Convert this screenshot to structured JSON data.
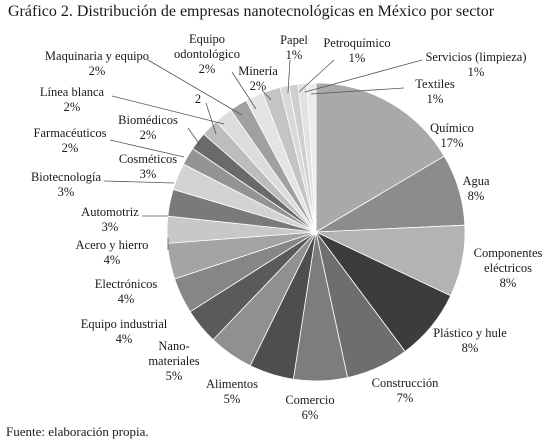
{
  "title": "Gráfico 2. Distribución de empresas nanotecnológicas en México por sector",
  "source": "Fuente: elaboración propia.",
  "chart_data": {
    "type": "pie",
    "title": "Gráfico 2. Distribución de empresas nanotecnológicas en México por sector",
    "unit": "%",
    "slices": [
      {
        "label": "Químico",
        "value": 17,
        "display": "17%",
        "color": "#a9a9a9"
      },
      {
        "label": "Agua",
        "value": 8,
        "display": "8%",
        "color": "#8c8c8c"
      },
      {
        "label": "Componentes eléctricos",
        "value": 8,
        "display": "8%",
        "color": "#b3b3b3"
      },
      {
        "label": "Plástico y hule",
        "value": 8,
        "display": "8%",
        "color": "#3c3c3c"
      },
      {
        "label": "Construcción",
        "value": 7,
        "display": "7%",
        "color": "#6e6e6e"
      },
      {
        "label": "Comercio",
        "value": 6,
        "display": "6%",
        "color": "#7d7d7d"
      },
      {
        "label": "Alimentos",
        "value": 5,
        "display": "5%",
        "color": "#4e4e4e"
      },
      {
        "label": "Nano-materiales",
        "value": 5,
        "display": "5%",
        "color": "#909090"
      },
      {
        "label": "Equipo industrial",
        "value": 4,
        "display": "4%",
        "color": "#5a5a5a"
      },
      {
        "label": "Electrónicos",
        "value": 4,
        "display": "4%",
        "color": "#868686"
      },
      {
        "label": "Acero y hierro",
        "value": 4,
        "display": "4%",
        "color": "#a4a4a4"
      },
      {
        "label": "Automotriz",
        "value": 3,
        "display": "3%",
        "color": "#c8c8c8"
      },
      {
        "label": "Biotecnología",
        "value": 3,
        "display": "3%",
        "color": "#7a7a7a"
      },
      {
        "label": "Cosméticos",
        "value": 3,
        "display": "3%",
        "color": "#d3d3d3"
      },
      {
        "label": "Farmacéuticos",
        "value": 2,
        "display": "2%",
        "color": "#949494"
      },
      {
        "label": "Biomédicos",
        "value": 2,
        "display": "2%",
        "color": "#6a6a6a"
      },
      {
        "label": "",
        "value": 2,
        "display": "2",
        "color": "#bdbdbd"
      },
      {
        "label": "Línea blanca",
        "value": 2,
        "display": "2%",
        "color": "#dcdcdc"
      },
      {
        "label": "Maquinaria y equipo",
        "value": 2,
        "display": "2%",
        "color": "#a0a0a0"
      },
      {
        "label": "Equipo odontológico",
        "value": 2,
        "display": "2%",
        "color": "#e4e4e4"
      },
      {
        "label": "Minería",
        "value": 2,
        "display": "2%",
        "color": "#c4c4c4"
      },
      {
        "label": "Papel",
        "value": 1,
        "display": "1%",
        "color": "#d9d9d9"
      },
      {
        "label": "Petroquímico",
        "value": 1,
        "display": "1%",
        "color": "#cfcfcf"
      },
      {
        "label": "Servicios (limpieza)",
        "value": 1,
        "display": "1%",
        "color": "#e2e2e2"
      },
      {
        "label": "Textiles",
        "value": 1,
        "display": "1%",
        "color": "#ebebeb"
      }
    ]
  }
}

PROBLEM DETAILS: Gather each line in the data that holds the string "sector".

FINISHED EXERCISE:
  "title": "Gráfico 2. Distribución de empresas nanotecnológicas en México por sector",
    "title": "Gráfico 2. Distribución de empresas nanotecnológicas en México por sector",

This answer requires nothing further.